Each line of the material below that holds the word "Core" needs to be copied.

**** Information supplied ****

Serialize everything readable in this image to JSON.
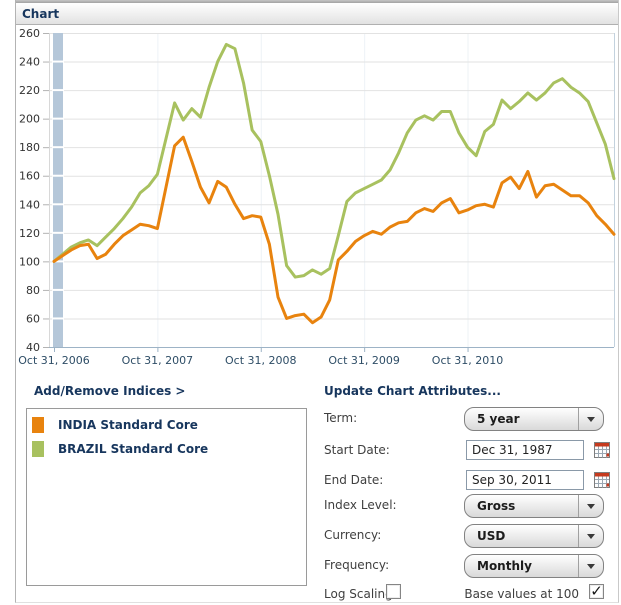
{
  "header": {
    "title": "Chart"
  },
  "chart_data": {
    "type": "line",
    "x_unit": "month",
    "x_ticks": [
      {
        "index": 0,
        "label": "Oct 31, 2006"
      },
      {
        "index": 12,
        "label": "Oct 31, 2007"
      },
      {
        "index": 24,
        "label": "Oct 31, 2008"
      },
      {
        "index": 36,
        "label": "Oct 31, 2009"
      },
      {
        "index": 48,
        "label": "Oct 31, 2010"
      }
    ],
    "ylim": [
      40,
      260
    ],
    "y_ticks": [
      260,
      240,
      220,
      200,
      180,
      160,
      140,
      120,
      100,
      80,
      60,
      40
    ],
    "base_value": 100,
    "grid": true,
    "legend_position": "below-left",
    "series": [
      {
        "name": "INDIA Standard Core",
        "color": "#e8830e",
        "values": [
          100,
          104,
          108,
          111,
          112,
          102,
          105,
          112,
          118,
          122,
          126,
          125,
          123,
          152,
          181,
          187,
          170,
          152,
          141,
          156,
          152,
          140,
          130,
          132,
          131,
          112,
          75,
          60,
          62,
          63,
          57,
          61,
          73,
          101,
          107,
          114,
          118,
          121,
          119,
          124,
          127,
          128,
          134,
          137,
          135,
          141,
          144,
          134,
          136,
          139,
          140,
          138,
          155,
          159,
          151,
          163,
          145,
          153,
          154,
          150,
          146,
          146,
          141,
          132,
          126,
          119
        ]
      },
      {
        "name": "BRAZIL Standard Core",
        "color": "#a8c15f",
        "values": [
          100,
          105,
          110,
          113,
          115,
          111,
          117,
          123,
          130,
          138,
          148,
          153,
          161,
          186,
          211,
          199,
          207,
          201,
          222,
          240,
          252,
          249,
          225,
          192,
          184,
          160,
          133,
          97,
          89,
          90,
          94,
          91,
          95,
          118,
          142,
          148,
          151,
          154,
          157,
          164,
          176,
          190,
          199,
          202,
          199,
          205,
          205,
          190,
          180,
          174,
          191,
          196,
          213,
          207,
          212,
          218,
          213,
          218,
          225,
          228,
          222,
          218,
          212,
          197,
          182,
          158
        ]
      }
    ]
  },
  "legend": {
    "add_remove_label": "Add/Remove Indices >",
    "items": [
      {
        "label": "INDIA Standard Core",
        "color": "#e8830e"
      },
      {
        "label": "BRAZIL Standard Core",
        "color": "#a8c15f"
      }
    ]
  },
  "attributes_panel": {
    "title": "Update Chart Attributes...",
    "term": {
      "label": "Term:",
      "value": "5 year"
    },
    "start_date": {
      "label": "Start Date:",
      "value": "Dec 31, 1987"
    },
    "end_date": {
      "label": "End Date:",
      "value": "Sep 30, 2011"
    },
    "index_level": {
      "label": "Index Level:",
      "value": "Gross"
    },
    "currency": {
      "label": "Currency:",
      "value": "USD"
    },
    "frequency": {
      "label": "Frequency:",
      "value": "Monthly"
    },
    "log_scaling": {
      "label": "Log Scaling",
      "checked": false
    },
    "base_values": {
      "label": "Base values at 100",
      "checked": true
    }
  },
  "colors": {
    "axis_line": "#9db3c6",
    "gridline": "#e2e2e2",
    "band": "#b5c7d9",
    "heading_text": "#17365d"
  }
}
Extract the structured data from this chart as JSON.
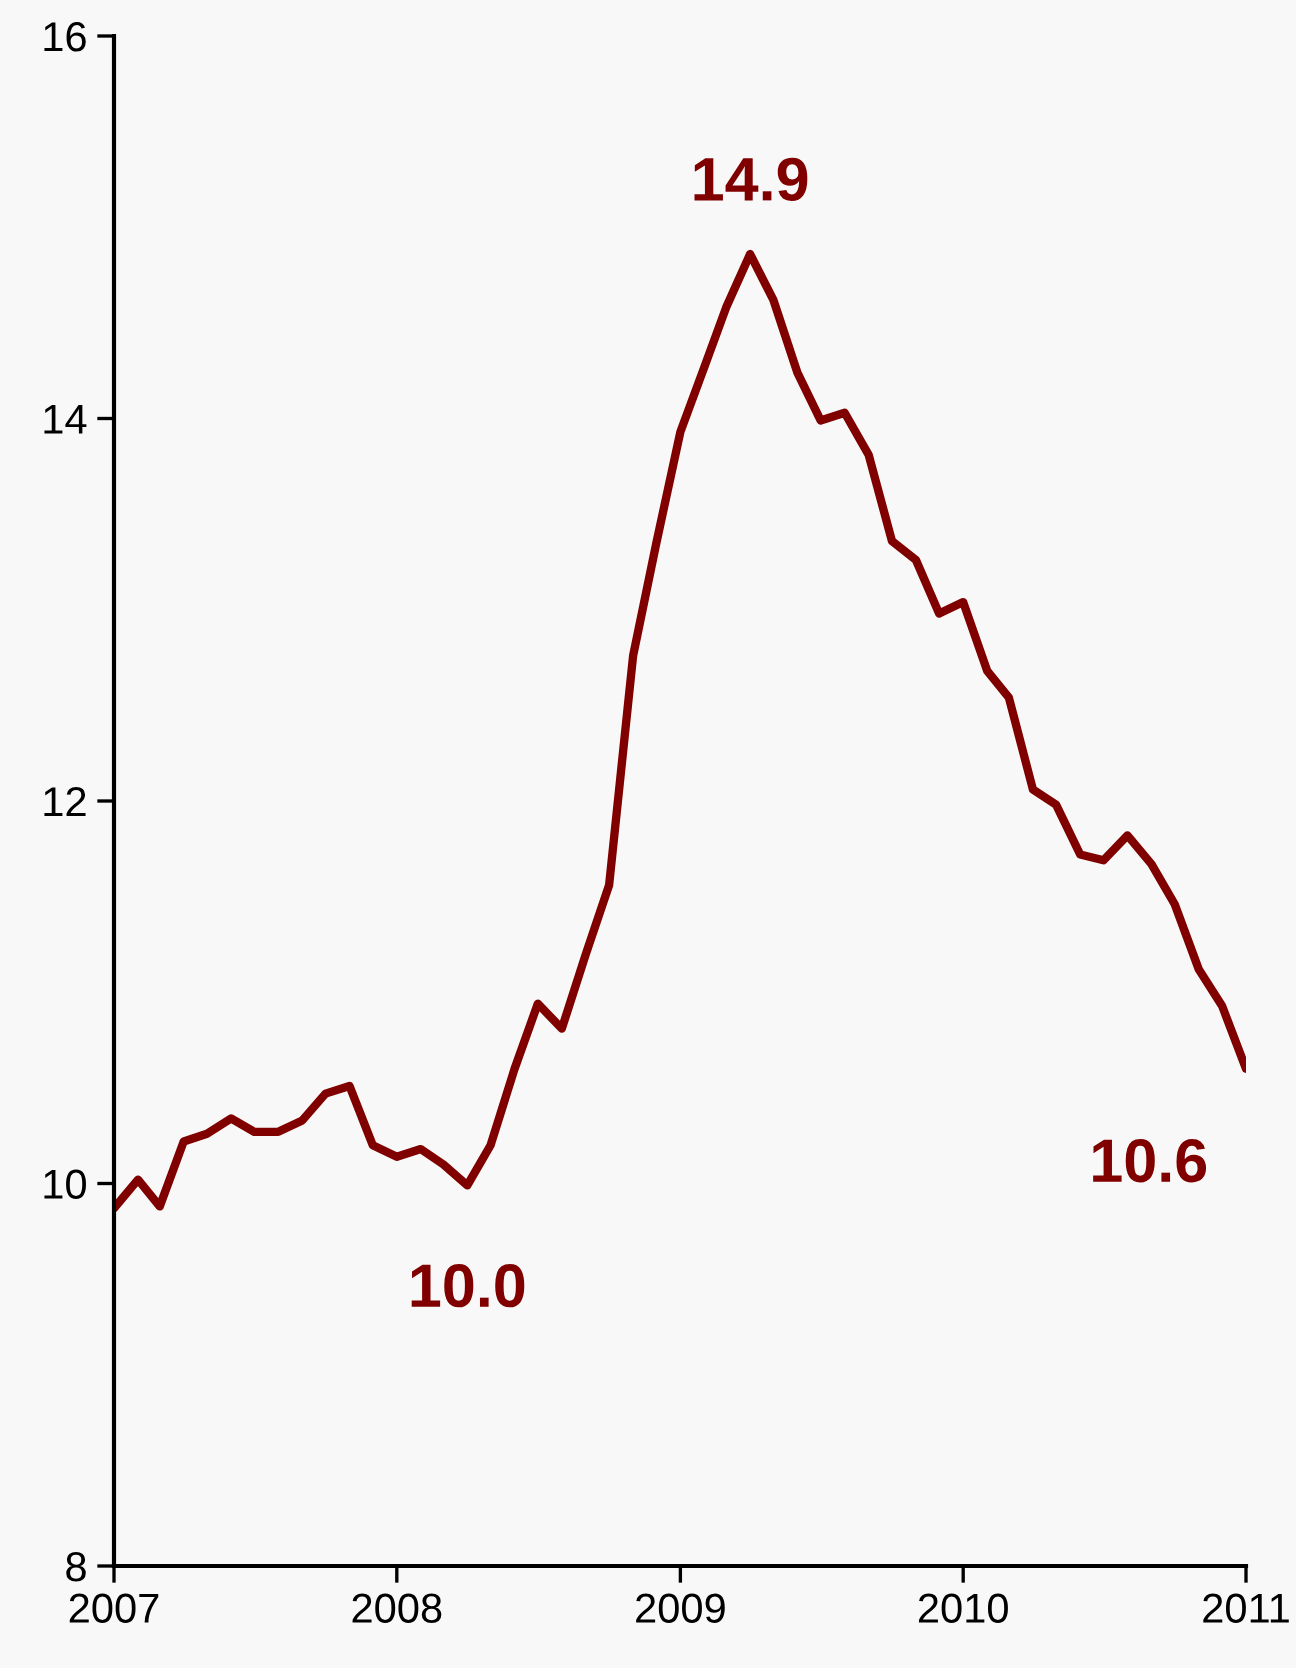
{
  "chart_data": {
    "type": "line",
    "color": "#800000",
    "x": [
      "2007-01",
      "2007-02",
      "2007-03",
      "2007-04",
      "2007-05",
      "2007-06",
      "2007-07",
      "2007-08",
      "2007-09",
      "2007-10",
      "2007-11",
      "2007-12",
      "2008-01",
      "2008-02",
      "2008-03",
      "2008-04",
      "2008-05",
      "2008-06",
      "2008-07",
      "2008-08",
      "2008-09",
      "2008-10",
      "2008-11",
      "2008-12",
      "2009-01",
      "2009-02",
      "2009-03",
      "2009-04",
      "2009-05",
      "2009-06",
      "2009-07",
      "2009-08",
      "2009-09",
      "2009-10",
      "2009-11",
      "2009-12",
      "2010-01",
      "2010-02",
      "2010-03",
      "2010-04",
      "2010-05",
      "2010-06",
      "2010-07",
      "2010-08",
      "2010-09",
      "2010-10",
      "2010-11",
      "2010-12",
      "2011-01"
    ],
    "values": [
      9.87,
      10.02,
      9.88,
      10.22,
      10.26,
      10.34,
      10.27,
      10.27,
      10.33,
      10.47,
      10.51,
      10.2,
      10.14,
      10.18,
      10.1,
      9.99,
      10.2,
      10.6,
      10.94,
      10.81,
      11.2,
      11.56,
      12.76,
      13.35,
      13.93,
      14.27,
      14.58,
      14.86,
      14.62,
      14.24,
      13.99,
      14.03,
      13.81,
      13.36,
      13.26,
      12.98,
      13.04,
      12.68,
      12.54,
      12.06,
      11.98,
      11.72,
      11.69,
      11.82,
      11.67,
      11.46,
      11.12,
      10.93,
      10.6
    ],
    "xlim": [
      "2007-01",
      "2011-01"
    ],
    "xticks": [
      {
        "value": "2007-01",
        "label": "2007"
      },
      {
        "value": "2008-01",
        "label": "2008"
      },
      {
        "value": "2009-01",
        "label": "2009"
      },
      {
        "value": "2010-01",
        "label": "2010"
      },
      {
        "value": "2011-01",
        "label": "2011"
      }
    ],
    "ylim": [
      8,
      16
    ],
    "yticks": [
      8,
      10,
      12,
      14,
      16
    ],
    "annotations": [
      {
        "text": "10.0",
        "x": "2008-04",
        "y": 9.99
      },
      {
        "text": "14.9",
        "x": "2009-04",
        "y": 14.86
      },
      {
        "text": "10.6",
        "x": "2011-01",
        "y": 10.6
      }
    ]
  }
}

****

▸ **Complete answer**
        "name": "INDIA Standard Core",
        "name": "BRAZIL Standard Core",
        "label": "INDIA Standard Core",
        "label": "BRAZIL Standard Core",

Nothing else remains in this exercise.